◆ EXERCISE REQUIREMENTS: Search the listing below for "서비스업". Copy each matching line.

^^^^^^^^

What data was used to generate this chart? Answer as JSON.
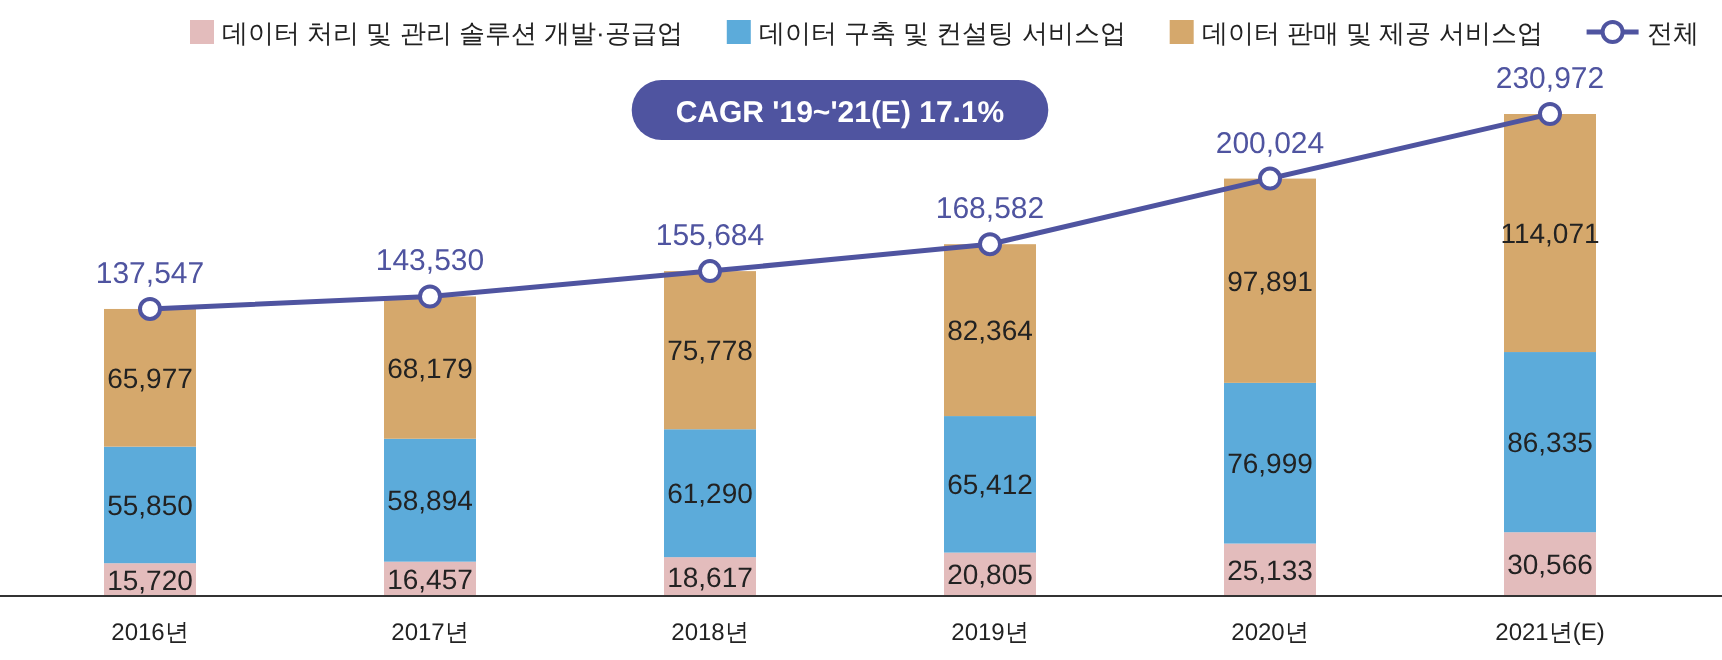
{
  "chart_data": {
    "type": "bar",
    "stacked": true,
    "legend": "top",
    "marker": "circle",
    "categories": [
      "2016년",
      "2017년",
      "2018년",
      "2019년",
      "2020년",
      "2021년(E)"
    ],
    "series": [
      {
        "name": "데이터 처리 및 관리 솔루션 개발·공급업",
        "color": "#e3bcbc",
        "values": [
          15720,
          16457,
          18617,
          20805,
          25133,
          30566
        ],
        "value_labels": [
          "15,720",
          "16,457",
          "18,617",
          "20,805",
          "25,133",
          "30,566"
        ]
      },
      {
        "name": "데이터 구축 및 컨설팅 서비스업",
        "color": "#5cabda",
        "values": [
          55850,
          58894,
          61290,
          65412,
          76999,
          86335
        ],
        "value_labels": [
          "55,850",
          "58,894",
          "61,290",
          "65,412",
          "76,999",
          "86,335"
        ]
      },
      {
        "name": "데이터 판매 및 제공 서비스업",
        "color": "#d5a86c",
        "values": [
          65977,
          68179,
          75778,
          82364,
          97891,
          114071
        ],
        "value_labels": [
          "65,977",
          "68,179",
          "75,778",
          "82,364",
          "97,891",
          "114,071"
        ]
      },
      {
        "name": "전체",
        "type": "line",
        "color": "#4f54a0",
        "values": [
          137547,
          143530,
          155684,
          168582,
          200024,
          230972
        ],
        "value_labels": [
          "137,547",
          "143,530",
          "155,684",
          "168,582",
          "200,024",
          "230,972"
        ]
      }
    ],
    "annotations": [
      "CAGR '19~'21(E) 17.1%"
    ]
  }
}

^^^^^^^^

◆ RESULT FOR THIS TASK:
        "name": "데이터 구축 및 컨설팅 서비스업",
        "name": "데이터 판매 및 제공 서비스업",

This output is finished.